─── The data ───

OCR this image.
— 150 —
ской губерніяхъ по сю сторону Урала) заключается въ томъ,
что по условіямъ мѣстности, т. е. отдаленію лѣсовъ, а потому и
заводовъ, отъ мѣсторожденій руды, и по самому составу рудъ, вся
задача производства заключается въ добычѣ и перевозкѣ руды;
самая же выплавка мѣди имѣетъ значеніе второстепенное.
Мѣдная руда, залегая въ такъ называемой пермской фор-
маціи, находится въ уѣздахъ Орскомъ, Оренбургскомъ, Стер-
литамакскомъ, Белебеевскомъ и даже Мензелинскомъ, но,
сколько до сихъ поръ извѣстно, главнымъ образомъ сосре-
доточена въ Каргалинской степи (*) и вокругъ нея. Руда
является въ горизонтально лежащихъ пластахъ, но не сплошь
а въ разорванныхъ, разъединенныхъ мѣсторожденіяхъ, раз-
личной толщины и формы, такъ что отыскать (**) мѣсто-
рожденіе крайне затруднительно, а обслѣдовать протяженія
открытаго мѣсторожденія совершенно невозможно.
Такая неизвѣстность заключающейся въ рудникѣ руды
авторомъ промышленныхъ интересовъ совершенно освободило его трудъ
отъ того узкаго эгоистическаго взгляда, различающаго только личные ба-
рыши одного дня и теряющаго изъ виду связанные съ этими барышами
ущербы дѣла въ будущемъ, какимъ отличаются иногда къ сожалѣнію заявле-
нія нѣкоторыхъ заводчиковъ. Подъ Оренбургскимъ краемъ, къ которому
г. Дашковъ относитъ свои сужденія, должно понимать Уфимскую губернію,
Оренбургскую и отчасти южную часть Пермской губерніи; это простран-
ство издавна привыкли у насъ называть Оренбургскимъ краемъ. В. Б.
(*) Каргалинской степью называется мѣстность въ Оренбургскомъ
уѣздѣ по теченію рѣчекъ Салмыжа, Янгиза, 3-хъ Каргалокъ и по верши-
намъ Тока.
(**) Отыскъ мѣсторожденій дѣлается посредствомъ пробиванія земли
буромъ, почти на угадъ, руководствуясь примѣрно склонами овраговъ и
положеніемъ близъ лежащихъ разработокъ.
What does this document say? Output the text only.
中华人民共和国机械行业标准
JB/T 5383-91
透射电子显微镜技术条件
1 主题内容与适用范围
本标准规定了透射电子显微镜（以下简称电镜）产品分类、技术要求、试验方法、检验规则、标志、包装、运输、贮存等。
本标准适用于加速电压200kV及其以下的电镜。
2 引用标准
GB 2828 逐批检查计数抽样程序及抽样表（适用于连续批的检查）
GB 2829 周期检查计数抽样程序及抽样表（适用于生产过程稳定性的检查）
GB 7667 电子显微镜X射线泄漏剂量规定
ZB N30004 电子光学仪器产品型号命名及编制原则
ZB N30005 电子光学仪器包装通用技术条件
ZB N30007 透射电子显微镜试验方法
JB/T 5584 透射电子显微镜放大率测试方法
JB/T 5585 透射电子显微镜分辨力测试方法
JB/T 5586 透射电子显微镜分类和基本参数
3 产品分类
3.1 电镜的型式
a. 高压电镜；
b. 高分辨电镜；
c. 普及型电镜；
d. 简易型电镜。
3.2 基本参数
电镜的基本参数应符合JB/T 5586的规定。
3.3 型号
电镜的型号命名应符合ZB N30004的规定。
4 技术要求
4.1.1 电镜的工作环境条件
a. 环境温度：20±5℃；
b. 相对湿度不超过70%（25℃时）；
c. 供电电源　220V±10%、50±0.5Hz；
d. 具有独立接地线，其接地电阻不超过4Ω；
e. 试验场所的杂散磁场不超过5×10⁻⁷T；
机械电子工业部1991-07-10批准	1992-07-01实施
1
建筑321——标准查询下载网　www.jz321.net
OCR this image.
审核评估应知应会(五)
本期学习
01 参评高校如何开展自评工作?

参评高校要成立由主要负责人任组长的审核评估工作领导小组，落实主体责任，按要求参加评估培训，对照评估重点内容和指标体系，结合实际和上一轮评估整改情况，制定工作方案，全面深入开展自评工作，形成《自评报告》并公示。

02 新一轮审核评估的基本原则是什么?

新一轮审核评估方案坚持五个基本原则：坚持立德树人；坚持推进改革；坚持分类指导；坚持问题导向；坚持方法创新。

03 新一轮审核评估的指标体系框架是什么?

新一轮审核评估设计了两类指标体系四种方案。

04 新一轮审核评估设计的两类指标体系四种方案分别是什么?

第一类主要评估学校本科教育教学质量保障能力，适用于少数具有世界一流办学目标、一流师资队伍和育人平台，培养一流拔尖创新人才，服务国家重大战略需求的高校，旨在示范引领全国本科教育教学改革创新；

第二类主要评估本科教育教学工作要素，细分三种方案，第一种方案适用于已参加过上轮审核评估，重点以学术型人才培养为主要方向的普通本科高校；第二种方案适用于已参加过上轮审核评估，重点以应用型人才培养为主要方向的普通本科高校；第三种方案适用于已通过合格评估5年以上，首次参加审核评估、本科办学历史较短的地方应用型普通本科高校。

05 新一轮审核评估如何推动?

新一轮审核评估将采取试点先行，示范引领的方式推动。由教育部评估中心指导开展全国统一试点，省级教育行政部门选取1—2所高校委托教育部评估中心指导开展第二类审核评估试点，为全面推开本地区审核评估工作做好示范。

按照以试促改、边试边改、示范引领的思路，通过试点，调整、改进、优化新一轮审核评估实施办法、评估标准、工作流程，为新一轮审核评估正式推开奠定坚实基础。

───

:: What you should do ::
Print the listing above in full, exactly as it is.

:: Exercise solution ::
OCR this image.
— 150 —
ской губерніяхъ по сю сторону Урала) заключается въ томъ,
что по условіямъ мѣстности, т. е. отдаленію лѣсовъ, а потому и
заводовъ, отъ мѣсторожденій руды, и по самому составу рудъ, вся
задача производства заключается въ добычѣ и перевозкѣ руды;
самая же выплавка мѣди имѣетъ значеніе второстепенное.
Мѣдная руда, залегая въ такъ называемой пермской фор-
маціи, находится въ уѣздахъ Орскомъ, Оренбургскомъ, Стер-
литамакскомъ, Белебеевскомъ и даже Мензелинскомъ, но,
сколько до сихъ поръ извѣстно, главнымъ образомъ сосре-
доточена въ Каргалинской степи (*) и вокругъ нея. Руда
является въ горизонтально лежащихъ пластахъ, но не сплошь
а въ разорванныхъ, разъединенныхъ мѣсторожденіяхъ, раз-
личной толщины и формы, такъ что отыскать (**) мѣсто-
рожденіе крайне затруднительно, а обслѣдовать протяженія
открытаго мѣсторожденія совершенно невозможно.
Такая неизвѣстность заключающейся въ рудникѣ руды
авторомъ промышленныхъ интересовъ совершенно освободило его трудъ
отъ того узкаго эгоистическаго взгляда, различающаго только личные ба-
рыши одного дня и теряющаго изъ виду связанные съ этими барышами
ущербы дѣла въ будущемъ, какимъ отличаются иногда къ сожалѣнію заявле-
нія нѣкоторыхъ заводчиковъ. Подъ Оренбургскимъ краемъ, къ которому
г. Дашковъ относитъ свои сужденія, должно понимать Уфимскую губернію,
Оренбургскую и отчасти южную часть Пермской губерніи; это простран-
ство издавна привыкли у насъ называть Оренбургскимъ краемъ. В. Б.
(*) Каргалинской степью называется мѣстность въ Оренбургскомъ
уѣздѣ по теченію рѣчекъ Салмыжа, Янгиза, 3-хъ Каргалокъ и по верши-
намъ Тока.
(**) Отыскъ мѣсторожденій дѣлается посредствомъ пробиванія земли
буромъ, почти на угадъ, руководствуясь примѣрно склонами овраговъ и
положеніемъ близъ лежащихъ разработокъ.
What does this document say? Output the text only.
中华人民共和国机械行业标准
JB/T 5383-91
透射电子显微镜技术条件
1 主题内容与适用范围
本标准规定了透射电子显微镜（以下简称电镜）产品分类、技术要求、试验方法、检验规则、标志、包装、运输、贮存等。
本标准适用于加速电压200kV及其以下的电镜。
2 引用标准
GB 2828 逐批检查计数抽样程序及抽样表（适用于连续批的检查）
GB 2829 周期检查计数抽样程序及抽样表（适用于生产过程稳定性的检查）
GB 7667 电子显微镜X射线泄漏剂量规定
ZB N30004 电子光学仪器产品型号命名及编制原则
ZB N30005 电子光学仪器包装通用技术条件
ZB N30007 透射电子显微镜试验方法
JB/T 5584 透射电子显微镜放大率测试方法
JB/T 5585 透射电子显微镜分辨力测试方法
JB/T 5586 透射电子显微镜分类和基本参数
3 产品分类
3.1 电镜的型式
a. 高压电镜；
b. 高分辨电镜；
c. 普及型电镜；
d. 简易型电镜。
3.2 基本参数
电镜的基本参数应符合JB/T 5586的规定。
3.3 型号
电镜的型号命名应符合ZB N30004的规定。
4 技术要求
4.1.1 电镜的工作环境条件
a. 环境温度：20±5℃；
b. 相对湿度不超过70%（25℃时）；
c. 供电电源　220V±10%、50±0.5Hz；
d. 具有独立接地线，其接地电阻不超过4Ω；
e. 试验场所的杂散磁场不超过5×10⁻⁷T；
机械电子工业部1991-07-10批准	1992-07-01实施
1
建筑321——标准查询下载网　www.jz321.net
OCR this image.
审核评估应知应会(五)
本期学习
01 参评高校如何开展自评工作?

参评高校要成立由主要负责人任组长的审核评估工作领导小组，落实主体责任，按要求参加评估培训，对照评估重点内容和指标体系，结合实际和上一轮评估整改情况，制定工作方案，全面深入开展自评工作，形成《自评报告》并公示。

02 新一轮审核评估的基本原则是什么?

新一轮审核评估方案坚持五个基本原则：坚持立德树人；坚持推进改革；坚持分类指导；坚持问题导向；坚持方法创新。

03 新一轮审核评估的指标体系框架是什么?

新一轮审核评估设计了两类指标体系四种方案。

04 新一轮审核评估设计的两类指标体系四种方案分别是什么?

第一类主要评估学校本科教育教学质量保障能力，适用于少数具有世界一流办学目标、一流师资队伍和育人平台，培养一流拔尖创新人才，服务国家重大战略需求的高校，旨在示范引领全国本科教育教学改革创新；

第二类主要评估本科教育教学工作要素，细分三种方案，第一种方案适用于已参加过上轮审核评估，重点以学术型人才培养为主要方向的普通本科高校；第二种方案适用于已参加过上轮审核评估，重点以应用型人才培养为主要方向的普通本科高校；第三种方案适用于已通过合格评估5年以上，首次参加审核评估、本科办学历史较短的地方应用型普通本科高校。

05 新一轮审核评估如何推动?

新一轮审核评估将采取试点先行，示范引领的方式推动。由教育部评估中心指导开展全国统一试点，省级教育行政部门选取1—2所高校委托教育部评估中心指导开展第二类审核评估试点，为全面推开本地区审核评估工作做好示范。

按照以试促改、边试边改、示范引领的思路，通过试点，调整、改进、优化新一轮审核评估实施办法、评估标准、工作流程，为新一轮审核评估正式推开奠定坚实基础。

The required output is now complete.